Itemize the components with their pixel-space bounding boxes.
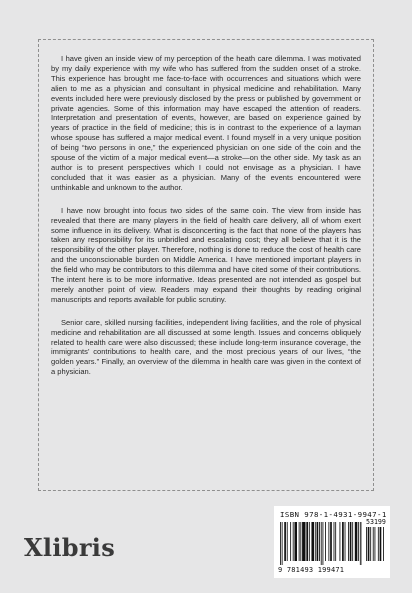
barcode-bar [287, 522, 288, 561]
barcode-bar [352, 522, 353, 561]
barcode-bar [300, 522, 301, 561]
barcode-bar [309, 522, 310, 561]
isbn-label: ISBN 978-1-4931-9947-1 [280, 510, 387, 519]
publisher-logo: Xlibris [24, 533, 116, 562]
isbn-barcode-block [274, 506, 390, 578]
barcode-bar [317, 522, 319, 561]
barcode-bar [360, 522, 361, 565]
barcode-bar [380, 527, 382, 561]
price-code: 53199 [366, 518, 386, 526]
blurb-frame [38, 39, 374, 491]
barcode-addon-bars [366, 527, 386, 565]
barcode-bar [368, 527, 370, 561]
barcode-bar [383, 527, 384, 561]
barcode-bar [294, 522, 297, 561]
barcode-bar [335, 522, 336, 561]
barcode-bar [306, 522, 308, 561]
barcode-bar [345, 522, 346, 561]
barcode-bar [373, 527, 374, 561]
barcode-bar [342, 522, 344, 561]
barcode-bar [299, 522, 300, 561]
barcode-bar [321, 522, 322, 565]
barcode-bar [282, 522, 283, 565]
barcode-bar [323, 522, 324, 565]
barcode-bar [293, 522, 294, 561]
blurb-paragraph-3: Senior care, skilled nursing facilities, independent living facilities, and the role of physical medicine and rehabilitation are all discussed at some length. Issues and concerns obliquely related to health care were also discussed; these include long-term insurance coverage, the immigrants’ contributions to health care, and the most precious years of our lives, “the golden years.” Finally, an overview of the dilemma in health care was given in the context of a physician. [51, 317, 361, 377]
barcode-bar [311, 522, 314, 561]
barcode-bar [370, 527, 371, 561]
blurb-paragraph-1: I have given an inside view of my perception of the heath care dilemma. I was motivated by my daily experience with my wife who has suffered from the sudden onset of a stroke. This experience has brought me face-to-face with occurrences and situations which were alien to me as a physician and consultant in physical medicine and rehabilitation. Many events included here were previously disclosed by the press or published by government or private agencies. Some of this information may have escaped the attention of readers. Interpretation and presentation of events, however, are based on experience gained by years of practice in the field of medicine; this is in contrast to the experience of a layman whose spouse has suffered a major medical event. I found myself in a very unique position of being “two persons in one,” the experienced physician on one side of the coin and the spouse of the victim of a major medical event—a stroke—on the other side. My task as an author is to present perspectives which I could not envisage as a physician. I have concluded that it was easier as a physician. Many of the events encountered were unthinkable and unknown to the author. [51, 54, 361, 192]
barcode-bar [358, 522, 359, 561]
barcode-bar [375, 527, 376, 561]
barcode-bar [330, 522, 332, 561]
barcode-bar [325, 522, 326, 561]
barcode-main-bars [280, 522, 362, 565]
barcode-bar [315, 522, 316, 561]
barcode-bar [366, 527, 367, 561]
barcode-bar [284, 522, 286, 561]
barcode-bar [334, 522, 335, 561]
barcode-bar [302, 522, 305, 561]
barcode-bar [280, 522, 281, 565]
barcode-bar [290, 522, 291, 561]
barcode-bar [328, 522, 329, 561]
barcode-bar [355, 522, 358, 561]
blurb-paragraph-2: I have now brought into focus two sides of the same coin. The view from inside has revealed that there are many players in the field of health care delivery, all of whom exert some influence in its delivery. What is disconcerting is the fact that none of the players has taken any responsibility for its unbridled and escalating cost; they all believe that it is the responsibility of the other player. Therefore, nothing is done to reduce the cost of health care and the unconscionable burden on Middle America. I have mentioned important players in the field who may be contributors to this dilemma and have cited some of their contributions. The intent here is to be more informative. Ideas presented are not intended as gospel but merely another point of view. Readers may expand their thoughts by reading original manuscripts and reports available for public scrutiny. [51, 205, 361, 304]
barcode-bar [348, 522, 349, 561]
barcode-bar [340, 522, 341, 561]
barcode-bar [350, 522, 352, 561]
barcode-bar [378, 527, 379, 561]
barcode-number: 9 781493 199471 [278, 566, 345, 574]
barcode-bar [319, 522, 320, 561]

○ ○ ○ ○ ○ ○ ○

Copy every line of the records above exactly, leaving out the pictures.

▸ **Result**
Itemize the components with their pixel-space bounding boxes.
barcode-bar [287, 522, 288, 561]
barcode-bar [352, 522, 353, 561]
barcode-bar [300, 522, 301, 561]
barcode-bar [309, 522, 310, 561]
isbn-label: ISBN 978-1-4931-9947-1 [280, 510, 387, 519]
publisher-logo: Xlibris [24, 533, 116, 562]
isbn-barcode-block [274, 506, 390, 578]
barcode-bar [317, 522, 319, 561]
barcode-bar [360, 522, 361, 565]
barcode-bar [380, 527, 382, 561]
price-code: 53199 [366, 518, 386, 526]
blurb-frame [38, 39, 374, 491]
barcode-addon-bars [366, 527, 386, 565]
barcode-bar [368, 527, 370, 561]
barcode-bar [383, 527, 384, 561]
barcode-bar [294, 522, 297, 561]
barcode-bar [335, 522, 336, 561]
barcode-bar [306, 522, 308, 561]
barcode-bar [345, 522, 346, 561]
barcode-bar [373, 527, 374, 561]
barcode-bar [342, 522, 344, 561]
barcode-bar [299, 522, 300, 561]
barcode-bar [321, 522, 322, 565]
barcode-bar [282, 522, 283, 565]
barcode-bar [323, 522, 324, 565]
barcode-bar [293, 522, 294, 561]
blurb-paragraph-3: Senior care, skilled nursing facilities, independent living facilities, and the role of physical medicine and rehabilitation are all discussed at some length. Issues and concerns obliquely related to health care were also discussed; these include long-term insurance coverage, the immigrants’ contributions to health care, and the most precious years of our lives, “the golden years.” Finally, an overview of the dilemma in health care was given in the context of a physician. [51, 317, 361, 377]
barcode-bar [311, 522, 314, 561]
barcode-bar [370, 527, 371, 561]
blurb-paragraph-1: I have given an inside view of my perception of the heath care dilemma. I was motivated by my daily experience with my wife who has suffered from the sudden onset of a stroke. This experience has brought me face-to-face with occurrences and situations which were alien to me as a physician and consultant in physical medicine and rehabilitation. Many events included here were previously disclosed by the press or published by government or private agencies. Some of this information may have escaped the attention of readers. Interpretation and presentation of events, however, are based on experience gained by years of practice in the field of medicine; this is in contrast to the experience of a layman whose spouse has suffered a major medical event. I found myself in a very unique position of being “two persons in one,” the experienced physician on one side of the coin and the spouse of the victim of a major medical event—a stroke—on the other side. My task as an author is to present perspectives which I could not envisage as a physician. I have concluded that it was easier as a physician. Many of the events encountered were unthinkable and unknown to the author. [51, 54, 361, 192]
barcode-bar [358, 522, 359, 561]
barcode-bar [375, 527, 376, 561]
barcode-bar [330, 522, 332, 561]
barcode-bar [325, 522, 326, 561]
barcode-main-bars [280, 522, 362, 565]
barcode-bar [315, 522, 316, 561]
barcode-bar [366, 527, 367, 561]
barcode-bar [284, 522, 286, 561]
barcode-bar [334, 522, 335, 561]
barcode-bar [302, 522, 305, 561]
barcode-bar [280, 522, 281, 565]
barcode-bar [290, 522, 291, 561]
barcode-bar [328, 522, 329, 561]
barcode-bar [355, 522, 358, 561]
blurb-paragraph-2: I have now brought into focus two sides of the same coin. The view from inside has revealed that there are many players in the field of health care delivery, all of whom exert some influence in its delivery. What is disconcerting is the fact that none of the players has taken any responsibility for its unbridled and escalating cost; they all believe that it is the responsibility of the other player. Therefore, nothing is done to reduce the cost of health care and the unconscionable burden on Middle America. I have mentioned important players in the field who may be contributors to this dilemma and have cited some of their contributions. The intent here is to be more informative. Ideas presented are not intended as gospel but merely another point of view. Readers may expand their thoughts by reading original manuscripts and reports available for public scrutiny. [51, 205, 361, 304]
barcode-bar [348, 522, 349, 561]
barcode-bar [340, 522, 341, 561]
barcode-bar [350, 522, 352, 561]
barcode-bar [378, 527, 379, 561]
barcode-number: 9 781493 199471 [278, 566, 345, 574]
barcode-bar [319, 522, 320, 561]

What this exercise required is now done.